* **EXERCISE**
Find the lines of data that contain the string "journey", then list them.
::: INFORMATION :::
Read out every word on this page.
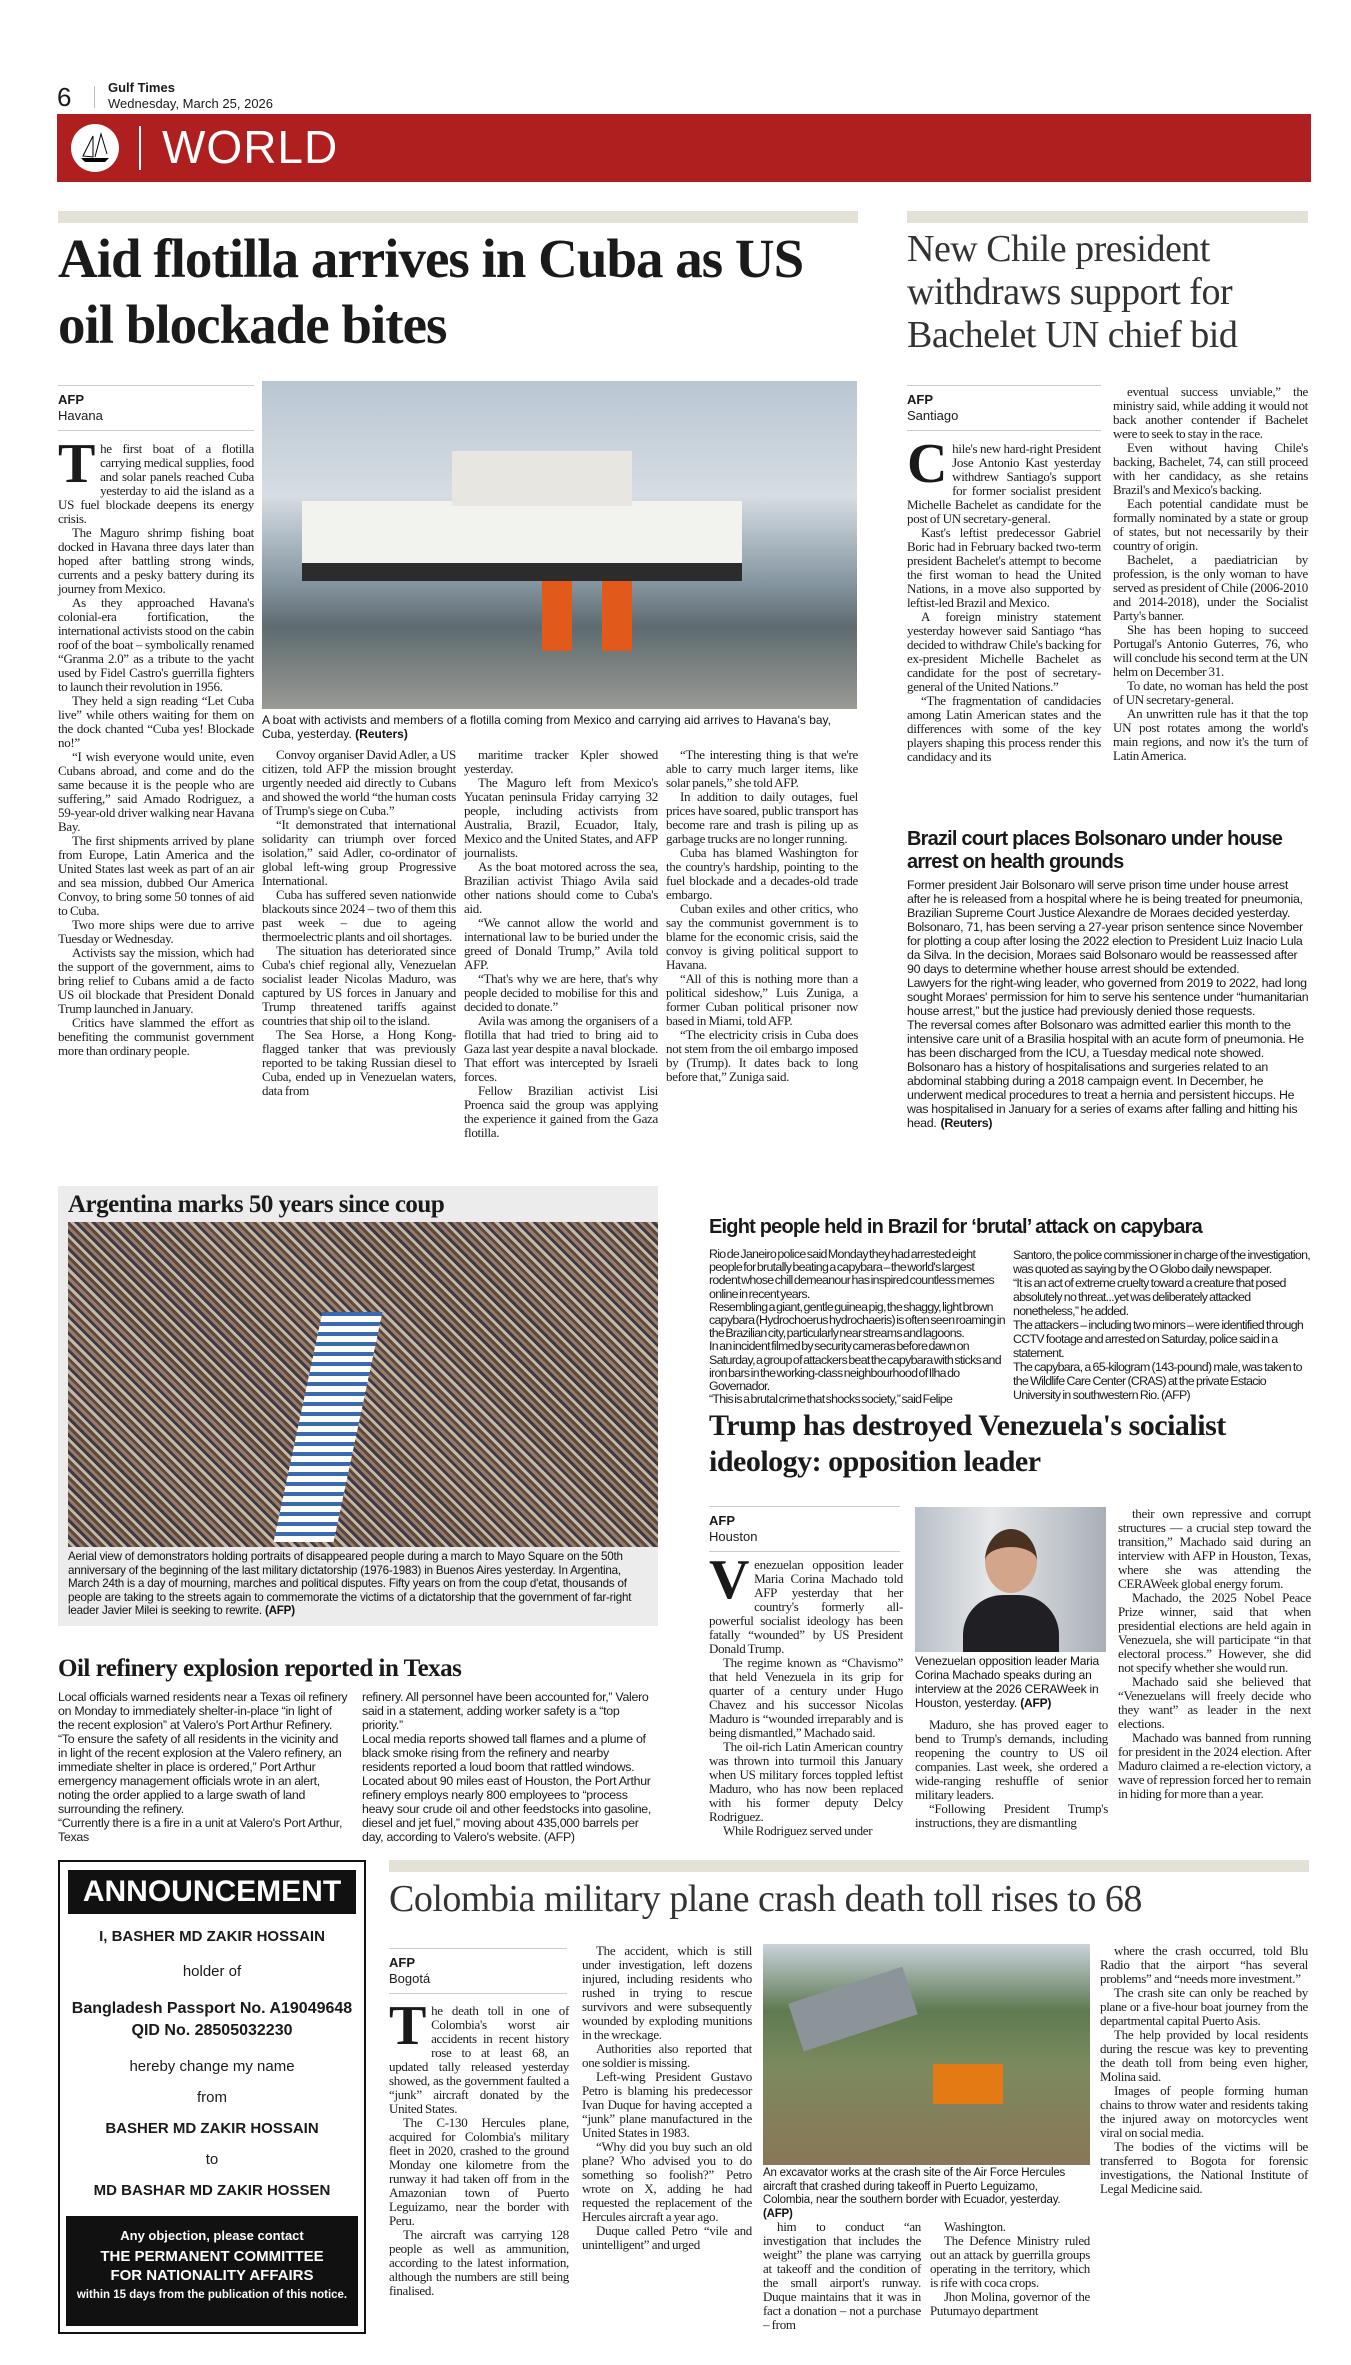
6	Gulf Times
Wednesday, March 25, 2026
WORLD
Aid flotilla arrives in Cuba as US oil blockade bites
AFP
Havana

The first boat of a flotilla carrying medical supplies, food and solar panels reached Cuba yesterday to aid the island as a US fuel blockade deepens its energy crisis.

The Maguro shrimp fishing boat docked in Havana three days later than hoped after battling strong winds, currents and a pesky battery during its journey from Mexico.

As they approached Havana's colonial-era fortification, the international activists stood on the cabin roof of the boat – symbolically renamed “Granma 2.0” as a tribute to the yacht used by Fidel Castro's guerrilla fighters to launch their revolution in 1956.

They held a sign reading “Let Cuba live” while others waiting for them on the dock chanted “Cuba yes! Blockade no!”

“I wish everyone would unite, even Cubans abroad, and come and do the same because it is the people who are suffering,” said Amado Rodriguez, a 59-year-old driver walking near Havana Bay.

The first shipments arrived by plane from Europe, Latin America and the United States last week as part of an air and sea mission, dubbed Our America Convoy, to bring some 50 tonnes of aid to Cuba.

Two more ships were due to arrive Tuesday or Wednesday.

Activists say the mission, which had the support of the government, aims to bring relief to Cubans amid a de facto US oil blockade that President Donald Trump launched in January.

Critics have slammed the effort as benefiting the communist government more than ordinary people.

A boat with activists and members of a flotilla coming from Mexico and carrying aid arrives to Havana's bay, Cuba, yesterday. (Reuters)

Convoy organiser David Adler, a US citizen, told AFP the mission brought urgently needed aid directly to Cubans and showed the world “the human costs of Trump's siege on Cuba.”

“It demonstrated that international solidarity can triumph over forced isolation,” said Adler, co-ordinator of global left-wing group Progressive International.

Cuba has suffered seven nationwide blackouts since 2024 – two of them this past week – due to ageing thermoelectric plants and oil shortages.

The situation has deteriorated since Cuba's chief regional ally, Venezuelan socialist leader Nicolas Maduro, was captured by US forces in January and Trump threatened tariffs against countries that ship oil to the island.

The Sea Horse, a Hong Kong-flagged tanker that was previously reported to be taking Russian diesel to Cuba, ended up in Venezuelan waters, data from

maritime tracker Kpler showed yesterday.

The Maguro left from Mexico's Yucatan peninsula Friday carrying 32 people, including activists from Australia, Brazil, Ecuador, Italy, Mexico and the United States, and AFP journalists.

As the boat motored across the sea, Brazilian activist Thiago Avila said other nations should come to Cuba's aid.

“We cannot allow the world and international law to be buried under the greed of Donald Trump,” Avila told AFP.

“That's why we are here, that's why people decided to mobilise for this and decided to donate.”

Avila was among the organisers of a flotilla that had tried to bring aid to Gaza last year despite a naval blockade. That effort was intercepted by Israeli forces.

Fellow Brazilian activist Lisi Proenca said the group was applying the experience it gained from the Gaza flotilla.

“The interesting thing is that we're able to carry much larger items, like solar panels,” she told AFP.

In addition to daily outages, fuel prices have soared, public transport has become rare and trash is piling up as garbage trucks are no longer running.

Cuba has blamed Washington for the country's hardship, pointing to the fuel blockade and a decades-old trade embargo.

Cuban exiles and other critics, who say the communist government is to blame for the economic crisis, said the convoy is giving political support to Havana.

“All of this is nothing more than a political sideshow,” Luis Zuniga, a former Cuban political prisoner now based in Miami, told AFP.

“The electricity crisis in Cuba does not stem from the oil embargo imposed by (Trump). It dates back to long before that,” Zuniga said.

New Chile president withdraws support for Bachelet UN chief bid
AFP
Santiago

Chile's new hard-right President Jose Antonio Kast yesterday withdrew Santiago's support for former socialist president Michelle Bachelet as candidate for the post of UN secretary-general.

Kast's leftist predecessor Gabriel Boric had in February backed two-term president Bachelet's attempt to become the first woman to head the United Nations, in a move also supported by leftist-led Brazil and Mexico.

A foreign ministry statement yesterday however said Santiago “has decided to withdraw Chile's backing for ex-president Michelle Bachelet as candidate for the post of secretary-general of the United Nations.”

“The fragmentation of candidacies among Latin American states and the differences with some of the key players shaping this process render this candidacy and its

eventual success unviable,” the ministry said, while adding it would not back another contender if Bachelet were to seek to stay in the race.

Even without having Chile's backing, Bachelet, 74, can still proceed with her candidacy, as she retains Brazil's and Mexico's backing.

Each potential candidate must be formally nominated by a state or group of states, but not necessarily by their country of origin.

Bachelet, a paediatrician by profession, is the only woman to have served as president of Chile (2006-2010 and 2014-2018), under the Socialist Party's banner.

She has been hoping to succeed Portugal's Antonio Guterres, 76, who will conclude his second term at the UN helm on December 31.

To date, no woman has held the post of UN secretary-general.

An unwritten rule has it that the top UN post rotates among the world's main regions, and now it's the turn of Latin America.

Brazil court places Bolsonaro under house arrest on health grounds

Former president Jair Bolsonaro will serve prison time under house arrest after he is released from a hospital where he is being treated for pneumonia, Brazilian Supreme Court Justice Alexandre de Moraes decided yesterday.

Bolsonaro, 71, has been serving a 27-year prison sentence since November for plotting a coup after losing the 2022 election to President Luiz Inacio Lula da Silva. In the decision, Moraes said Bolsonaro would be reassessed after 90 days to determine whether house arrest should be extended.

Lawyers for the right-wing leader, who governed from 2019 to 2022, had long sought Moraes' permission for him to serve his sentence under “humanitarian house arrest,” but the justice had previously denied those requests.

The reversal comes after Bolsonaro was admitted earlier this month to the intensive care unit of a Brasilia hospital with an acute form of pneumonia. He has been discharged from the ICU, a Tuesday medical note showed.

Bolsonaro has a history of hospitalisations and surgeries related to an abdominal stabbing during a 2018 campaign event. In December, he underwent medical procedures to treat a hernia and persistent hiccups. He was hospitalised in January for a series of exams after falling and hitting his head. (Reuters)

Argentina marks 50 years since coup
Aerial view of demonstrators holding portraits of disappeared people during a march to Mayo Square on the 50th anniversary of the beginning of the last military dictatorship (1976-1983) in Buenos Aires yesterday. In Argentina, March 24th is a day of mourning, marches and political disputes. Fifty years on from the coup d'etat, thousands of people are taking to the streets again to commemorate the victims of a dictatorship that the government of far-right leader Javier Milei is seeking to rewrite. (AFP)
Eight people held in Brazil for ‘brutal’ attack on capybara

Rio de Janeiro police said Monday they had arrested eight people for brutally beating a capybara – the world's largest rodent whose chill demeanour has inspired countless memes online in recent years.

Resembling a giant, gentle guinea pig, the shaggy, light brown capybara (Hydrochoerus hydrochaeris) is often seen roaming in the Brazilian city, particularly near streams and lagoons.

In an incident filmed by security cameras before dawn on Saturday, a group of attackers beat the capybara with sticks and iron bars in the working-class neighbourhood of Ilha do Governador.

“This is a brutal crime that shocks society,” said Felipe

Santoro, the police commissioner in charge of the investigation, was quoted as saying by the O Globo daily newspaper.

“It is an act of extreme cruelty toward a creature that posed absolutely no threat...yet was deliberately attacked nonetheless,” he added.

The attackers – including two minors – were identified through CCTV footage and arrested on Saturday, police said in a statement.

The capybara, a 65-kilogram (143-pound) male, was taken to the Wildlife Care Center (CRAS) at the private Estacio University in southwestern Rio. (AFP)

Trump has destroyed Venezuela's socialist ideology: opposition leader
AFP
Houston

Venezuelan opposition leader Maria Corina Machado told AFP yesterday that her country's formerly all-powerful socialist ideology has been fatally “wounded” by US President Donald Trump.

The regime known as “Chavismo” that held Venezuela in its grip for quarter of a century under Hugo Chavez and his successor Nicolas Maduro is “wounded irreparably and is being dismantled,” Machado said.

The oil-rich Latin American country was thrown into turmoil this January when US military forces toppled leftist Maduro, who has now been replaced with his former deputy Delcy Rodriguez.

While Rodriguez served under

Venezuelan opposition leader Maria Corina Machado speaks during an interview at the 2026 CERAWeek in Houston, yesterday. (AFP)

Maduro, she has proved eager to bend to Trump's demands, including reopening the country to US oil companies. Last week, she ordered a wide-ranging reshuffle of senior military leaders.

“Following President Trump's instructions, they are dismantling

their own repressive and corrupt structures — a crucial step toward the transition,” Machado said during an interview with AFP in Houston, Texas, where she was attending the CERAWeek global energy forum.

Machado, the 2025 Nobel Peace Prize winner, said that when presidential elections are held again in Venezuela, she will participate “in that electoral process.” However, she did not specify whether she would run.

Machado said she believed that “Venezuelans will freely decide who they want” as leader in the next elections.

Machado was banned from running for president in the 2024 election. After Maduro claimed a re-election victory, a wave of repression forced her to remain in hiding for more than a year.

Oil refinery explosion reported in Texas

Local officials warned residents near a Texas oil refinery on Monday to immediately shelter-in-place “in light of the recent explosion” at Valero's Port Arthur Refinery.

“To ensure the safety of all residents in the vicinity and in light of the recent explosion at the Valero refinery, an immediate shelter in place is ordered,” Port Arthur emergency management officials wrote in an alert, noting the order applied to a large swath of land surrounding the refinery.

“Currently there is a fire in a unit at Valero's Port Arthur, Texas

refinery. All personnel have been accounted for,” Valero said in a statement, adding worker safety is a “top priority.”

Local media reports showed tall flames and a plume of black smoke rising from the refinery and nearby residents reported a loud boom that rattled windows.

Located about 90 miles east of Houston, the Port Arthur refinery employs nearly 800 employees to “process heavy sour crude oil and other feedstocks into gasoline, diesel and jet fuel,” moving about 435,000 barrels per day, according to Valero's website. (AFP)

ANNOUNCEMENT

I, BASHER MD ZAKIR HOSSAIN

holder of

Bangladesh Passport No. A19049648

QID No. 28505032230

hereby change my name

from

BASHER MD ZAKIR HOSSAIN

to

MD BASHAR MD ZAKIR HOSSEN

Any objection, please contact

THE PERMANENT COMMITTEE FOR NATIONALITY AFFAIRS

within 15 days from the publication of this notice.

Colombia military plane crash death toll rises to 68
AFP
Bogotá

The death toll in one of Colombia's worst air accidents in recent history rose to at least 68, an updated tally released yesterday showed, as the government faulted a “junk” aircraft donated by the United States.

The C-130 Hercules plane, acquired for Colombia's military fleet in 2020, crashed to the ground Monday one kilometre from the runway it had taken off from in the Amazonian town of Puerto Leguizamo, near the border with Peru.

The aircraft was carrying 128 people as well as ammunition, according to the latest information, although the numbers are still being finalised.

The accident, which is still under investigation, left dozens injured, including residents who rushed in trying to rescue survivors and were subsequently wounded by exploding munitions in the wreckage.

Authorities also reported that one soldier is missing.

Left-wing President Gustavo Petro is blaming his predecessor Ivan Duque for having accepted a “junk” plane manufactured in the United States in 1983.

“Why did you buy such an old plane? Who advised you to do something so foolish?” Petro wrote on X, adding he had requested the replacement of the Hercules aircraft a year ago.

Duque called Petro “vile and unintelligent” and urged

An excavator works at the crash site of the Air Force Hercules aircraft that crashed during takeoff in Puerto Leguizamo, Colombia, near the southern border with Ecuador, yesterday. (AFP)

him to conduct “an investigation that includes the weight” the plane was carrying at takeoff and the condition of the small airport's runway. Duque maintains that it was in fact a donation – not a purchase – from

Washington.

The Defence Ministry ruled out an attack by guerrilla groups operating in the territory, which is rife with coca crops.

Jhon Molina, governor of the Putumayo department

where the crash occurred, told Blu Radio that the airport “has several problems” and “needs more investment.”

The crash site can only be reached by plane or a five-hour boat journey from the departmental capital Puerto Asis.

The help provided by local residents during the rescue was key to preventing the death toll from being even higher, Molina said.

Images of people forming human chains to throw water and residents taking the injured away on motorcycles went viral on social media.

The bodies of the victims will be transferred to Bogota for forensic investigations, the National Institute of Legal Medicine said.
:::
::: INFORMATION :::
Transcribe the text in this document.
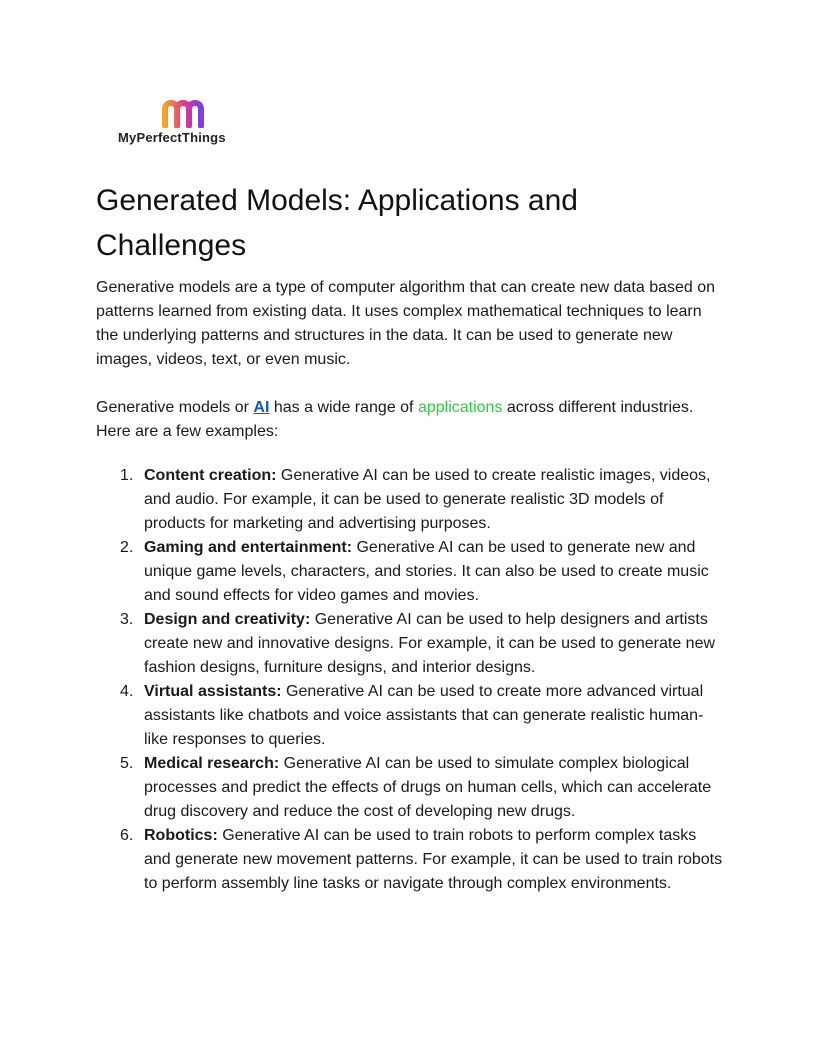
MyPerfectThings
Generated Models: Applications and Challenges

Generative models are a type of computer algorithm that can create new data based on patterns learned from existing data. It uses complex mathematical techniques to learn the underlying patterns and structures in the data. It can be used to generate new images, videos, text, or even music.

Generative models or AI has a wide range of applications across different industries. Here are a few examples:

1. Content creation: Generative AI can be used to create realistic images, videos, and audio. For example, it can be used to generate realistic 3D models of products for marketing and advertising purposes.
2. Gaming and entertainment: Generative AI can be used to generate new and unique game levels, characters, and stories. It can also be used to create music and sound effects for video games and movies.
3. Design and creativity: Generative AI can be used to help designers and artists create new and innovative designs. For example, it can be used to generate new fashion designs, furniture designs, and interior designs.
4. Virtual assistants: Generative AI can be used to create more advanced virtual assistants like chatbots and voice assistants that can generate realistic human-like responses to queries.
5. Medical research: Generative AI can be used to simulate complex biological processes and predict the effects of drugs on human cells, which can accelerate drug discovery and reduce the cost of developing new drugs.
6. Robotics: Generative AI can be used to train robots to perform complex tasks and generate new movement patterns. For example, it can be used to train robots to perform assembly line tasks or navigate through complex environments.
:::
* **REPLY TO THE EXERCISE**
The Maguro shrimp fishing boat docked in Havana three days later than hoped after battling strong winds, currents and a pesky battery during its journey from Mexico.
The crash site can only be reached by plane or a five-hour boat journey from the departmental capital Puerto Asis.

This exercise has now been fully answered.